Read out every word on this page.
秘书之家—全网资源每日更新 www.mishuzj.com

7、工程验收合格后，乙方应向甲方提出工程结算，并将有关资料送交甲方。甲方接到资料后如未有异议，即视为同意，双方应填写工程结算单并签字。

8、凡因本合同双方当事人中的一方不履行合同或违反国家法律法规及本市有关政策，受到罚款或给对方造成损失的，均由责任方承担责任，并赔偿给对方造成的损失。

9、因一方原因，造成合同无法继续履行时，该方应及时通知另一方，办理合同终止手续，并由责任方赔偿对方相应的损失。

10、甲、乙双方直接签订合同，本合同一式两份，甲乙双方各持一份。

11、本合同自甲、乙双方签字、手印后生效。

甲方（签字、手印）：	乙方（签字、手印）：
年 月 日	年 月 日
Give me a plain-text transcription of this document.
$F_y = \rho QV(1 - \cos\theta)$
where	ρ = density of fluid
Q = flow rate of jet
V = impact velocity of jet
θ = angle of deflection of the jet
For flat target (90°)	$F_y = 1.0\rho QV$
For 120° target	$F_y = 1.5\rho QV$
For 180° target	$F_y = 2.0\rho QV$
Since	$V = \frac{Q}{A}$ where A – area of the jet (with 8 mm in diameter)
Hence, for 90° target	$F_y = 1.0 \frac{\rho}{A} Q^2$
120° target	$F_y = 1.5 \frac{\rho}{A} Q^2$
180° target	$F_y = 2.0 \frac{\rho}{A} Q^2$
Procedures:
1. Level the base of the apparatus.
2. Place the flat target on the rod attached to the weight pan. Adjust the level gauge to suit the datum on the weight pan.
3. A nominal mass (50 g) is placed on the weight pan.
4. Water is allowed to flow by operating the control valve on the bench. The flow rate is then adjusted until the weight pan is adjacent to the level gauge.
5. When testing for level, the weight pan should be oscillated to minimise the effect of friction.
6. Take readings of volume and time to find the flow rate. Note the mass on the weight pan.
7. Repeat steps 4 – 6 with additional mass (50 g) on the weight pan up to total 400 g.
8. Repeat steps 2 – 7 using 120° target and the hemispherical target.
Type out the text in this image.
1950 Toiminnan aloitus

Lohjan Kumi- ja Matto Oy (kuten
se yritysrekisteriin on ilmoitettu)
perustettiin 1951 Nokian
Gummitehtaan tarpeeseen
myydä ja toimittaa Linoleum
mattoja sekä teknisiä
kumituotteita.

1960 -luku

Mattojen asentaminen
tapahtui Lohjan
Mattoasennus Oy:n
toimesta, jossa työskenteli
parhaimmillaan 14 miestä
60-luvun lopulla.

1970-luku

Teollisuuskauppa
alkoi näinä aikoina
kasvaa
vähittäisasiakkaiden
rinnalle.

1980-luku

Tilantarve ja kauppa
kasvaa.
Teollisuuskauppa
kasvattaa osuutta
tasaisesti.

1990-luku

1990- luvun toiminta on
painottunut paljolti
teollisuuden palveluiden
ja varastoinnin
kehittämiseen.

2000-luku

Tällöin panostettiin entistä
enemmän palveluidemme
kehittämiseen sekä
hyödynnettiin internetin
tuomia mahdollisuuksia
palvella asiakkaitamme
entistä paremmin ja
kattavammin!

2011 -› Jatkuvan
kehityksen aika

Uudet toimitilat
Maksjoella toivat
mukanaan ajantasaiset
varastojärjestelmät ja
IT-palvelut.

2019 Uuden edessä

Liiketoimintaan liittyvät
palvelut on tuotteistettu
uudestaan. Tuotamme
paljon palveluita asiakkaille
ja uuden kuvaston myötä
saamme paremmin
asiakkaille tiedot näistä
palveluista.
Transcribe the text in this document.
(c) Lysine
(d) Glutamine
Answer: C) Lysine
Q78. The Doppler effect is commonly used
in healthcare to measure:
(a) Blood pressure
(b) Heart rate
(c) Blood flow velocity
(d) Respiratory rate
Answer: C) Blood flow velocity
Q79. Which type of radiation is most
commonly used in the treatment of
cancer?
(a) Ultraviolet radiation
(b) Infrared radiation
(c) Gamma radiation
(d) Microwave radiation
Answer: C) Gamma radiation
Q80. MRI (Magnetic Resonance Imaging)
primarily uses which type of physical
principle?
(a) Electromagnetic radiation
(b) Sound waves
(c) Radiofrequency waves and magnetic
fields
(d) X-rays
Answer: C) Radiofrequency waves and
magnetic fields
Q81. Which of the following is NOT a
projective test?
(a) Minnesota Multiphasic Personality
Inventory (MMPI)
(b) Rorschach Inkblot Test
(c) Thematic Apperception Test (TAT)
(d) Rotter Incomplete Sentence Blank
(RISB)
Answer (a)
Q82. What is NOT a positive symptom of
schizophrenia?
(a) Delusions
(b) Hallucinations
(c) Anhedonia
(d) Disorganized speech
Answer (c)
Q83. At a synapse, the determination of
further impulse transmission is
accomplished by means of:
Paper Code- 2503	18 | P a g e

_ _ _ _

Copy out all of the records above with nothing altered.

Read out every word on this page.
秘书之家—全网资源每日更新 www.mishuzj.com

7、工程验收合格后，乙方应向甲方提出工程结算，并将有关资料送交甲方。甲方接到资料后如未有异议，即视为同意，双方应填写工程结算单并签字。

8、凡因本合同双方当事人中的一方不履行合同或违反国家法律法规及本市有关政策，受到罚款或给对方造成损失的，均由责任方承担责任，并赔偿给对方造成的损失。

9、因一方原因，造成合同无法继续履行时，该方应及时通知另一方，办理合同终止手续，并由责任方赔偿对方相应的损失。

10、甲、乙双方直接签订合同，本合同一式两份，甲乙双方各持一份。

11、本合同自甲、乙双方签字、手印后生效。

甲方（签字、手印）：	乙方（签字、手印）：
年 月 日	年 月 日
Give me a plain-text transcription of this document.
$F_y = \rho QV(1 - \cos\theta)$
where	ρ = density of fluid
Q = flow rate of jet
V = impact velocity of jet
θ = angle of deflection of the jet
For flat target (90°)	$F_y = 1.0\rho QV$
For 120° target	$F_y = 1.5\rho QV$
For 180° target	$F_y = 2.0\rho QV$
Since	$V = \frac{Q}{A}$ where A – area of the jet (with 8 mm in diameter)
Hence, for 90° target	$F_y = 1.0 \frac{\rho}{A} Q^2$
120° target	$F_y = 1.5 \frac{\rho}{A} Q^2$
180° target	$F_y = 2.0 \frac{\rho}{A} Q^2$
Procedures:
1. Level the base of the apparatus.
2. Place the flat target on the rod attached to the weight pan. Adjust the level gauge to suit the datum on the weight pan.
3. A nominal mass (50 g) is placed on the weight pan.
4. Water is allowed to flow by operating the control valve on the bench. The flow rate is then adjusted until the weight pan is adjacent to the level gauge.
5. When testing for level, the weight pan should be oscillated to minimise the effect of friction.
6. Take readings of volume and time to find the flow rate. Note the mass on the weight pan.
7. Repeat steps 4 – 6 with additional mass (50 g) on the weight pan up to total 400 g.
8. Repeat steps 2 – 7 using 120° target and the hemispherical target.
Type out the text in this image.
1950 Toiminnan aloitus

Lohjan Kumi- ja Matto Oy (kuten
se yritysrekisteriin on ilmoitettu)
perustettiin 1951 Nokian
Gummitehtaan tarpeeseen
myydä ja toimittaa Linoleum
mattoja sekä teknisiä
kumituotteita.

1960 -luku

Mattojen asentaminen
tapahtui Lohjan
Mattoasennus Oy:n
toimesta, jossa työskenteli
parhaimmillaan 14 miestä
60-luvun lopulla.

1970-luku

Teollisuuskauppa
alkoi näinä aikoina
kasvaa
vähittäisasiakkaiden
rinnalle.

1980-luku

Tilantarve ja kauppa
kasvaa.
Teollisuuskauppa
kasvattaa osuutta
tasaisesti.

1990-luku

1990- luvun toiminta on
painottunut paljolti
teollisuuden palveluiden
ja varastoinnin
kehittämiseen.

2000-luku

Tällöin panostettiin entistä
enemmän palveluidemme
kehittämiseen sekä
hyödynnettiin internetin
tuomia mahdollisuuksia
palvella asiakkaitamme
entistä paremmin ja
kattavammin!

2011 -› Jatkuvan
kehityksen aika

Uudet toimitilat
Maksjoella toivat
mukanaan ajantasaiset
varastojärjestelmät ja
IT-palvelut.

2019 Uuden edessä

Liiketoimintaan liittyvät
palvelut on tuotteistettu
uudestaan. Tuotamme
paljon palveluita asiakkaille
ja uuden kuvaston myötä
saamme paremmin
asiakkaille tiedot näistä
palveluista.
Transcribe the text in this document.
(c) Lysine
(d) Glutamine
Answer: C) Lysine
Q78. The Doppler effect is commonly used
in healthcare to measure:
(a) Blood pressure
(b) Heart rate
(c) Blood flow velocity
(d) Respiratory rate
Answer: C) Blood flow velocity
Q79. Which type of radiation is most
commonly used in the treatment of
cancer?
(a) Ultraviolet radiation
(b) Infrared radiation
(c) Gamma radiation
(d) Microwave radiation
Answer: C) Gamma radiation
Q80. MRI (Magnetic Resonance Imaging)
primarily uses which type of physical
principle?
(a) Electromagnetic radiation
(b) Sound waves
(c) Radiofrequency waves and magnetic
fields
(d) X-rays
Answer: C) Radiofrequency waves and
magnetic fields
Q81. Which of the following is NOT a
projective test?
(a) Minnesota Multiphasic Personality
Inventory (MMPI)
(b) Rorschach Inkblot Test
(c) Thematic Apperception Test (TAT)
(d) Rotter Incomplete Sentence Blank
(RISB)
Answer (a)
Q82. What is NOT a positive symptom of
schizophrenia?
(a) Delusions
(b) Hallucinations
(c) Anhedonia
(d) Disorganized speech
Answer (c)
Q83. At a synapse, the determination of
further impulse transmission is
accomplished by means of:
Paper Code- 2503	18 | P a g e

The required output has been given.